──────── EXTRACT TO READ ────────

‘I was afraid yesterday. I remember the roaring crowd as I walked forward, I remember my fear and sweat. I was upset I had killed many people but …”
This is the beginning of a story I wrote in my English exercise book in April 2003, when I was 10 years old. Today, I’m a children’s author, and the line between these junior scribblings and my debut book is perhaps the straightest I could trace in my entire life. I always loved writing stories. I loved Wednesdays in Mrs Chatt’s classroom, when time was carved out purely for creative writing. I loved going home and composing even more comics, diary entries and poems.
More than 20 years later, children’s writing for pleasure is in crisis. Since 2010 the National Literacy Trust has been surveying young people aged five to 18 about their reading and writing habits. Last year its report on the decline in reading for pleasure prompted a nationwide initiative to designate 2026 the National Year of Reading; but less well covered was its finding that children’s enjoyment of writing fell to a 15-year low, with only 26.6% of children enjoying writing in their free time. This year the trust surveyed 125,375 children and gave The Observer exclusive access to its findings, which will be published in full on 24 June.

────────

▶ _GIVEN TASK 1_
In the article on children's writing for pleasure, how many children did the National Literacy Trust survey this year?
▶ _GIVEN TASK 2_
Transcribe the stretch of the article on children's writing for pleasure from "More than 20" through "on 24 June.".

──────── RAW DATA ────────

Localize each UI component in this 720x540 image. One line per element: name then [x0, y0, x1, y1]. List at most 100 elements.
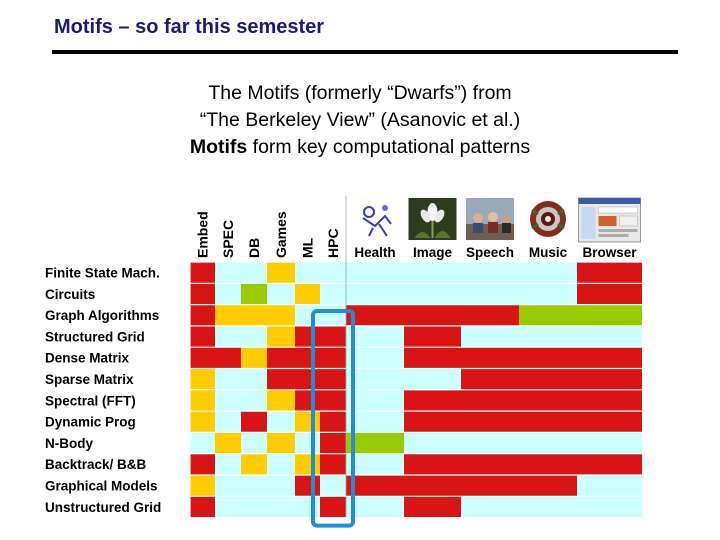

────────

▶ _WRITTEN ANSWER 1_
125,375

▶ _WRITTEN ANSWER 2_
More than 20 years later, children’s writing for pleasure is in crisis. Since 2010 the National Literacy Trust has been surveying young people aged five to 18 about their reading and writing habits. Last year its report on the decline in reading for pleasure prompted a nationwide initiative to designate 2026 the National Year of Reading; but less well covered was its finding that children’s enjoyment of writing fell to a 15-year low, with only 26.6% of children enjoying writing in their free time. This year the trust surveyed 125,375 children and gave The Observer exclusive access to its findings, which will be published in full on 24 June.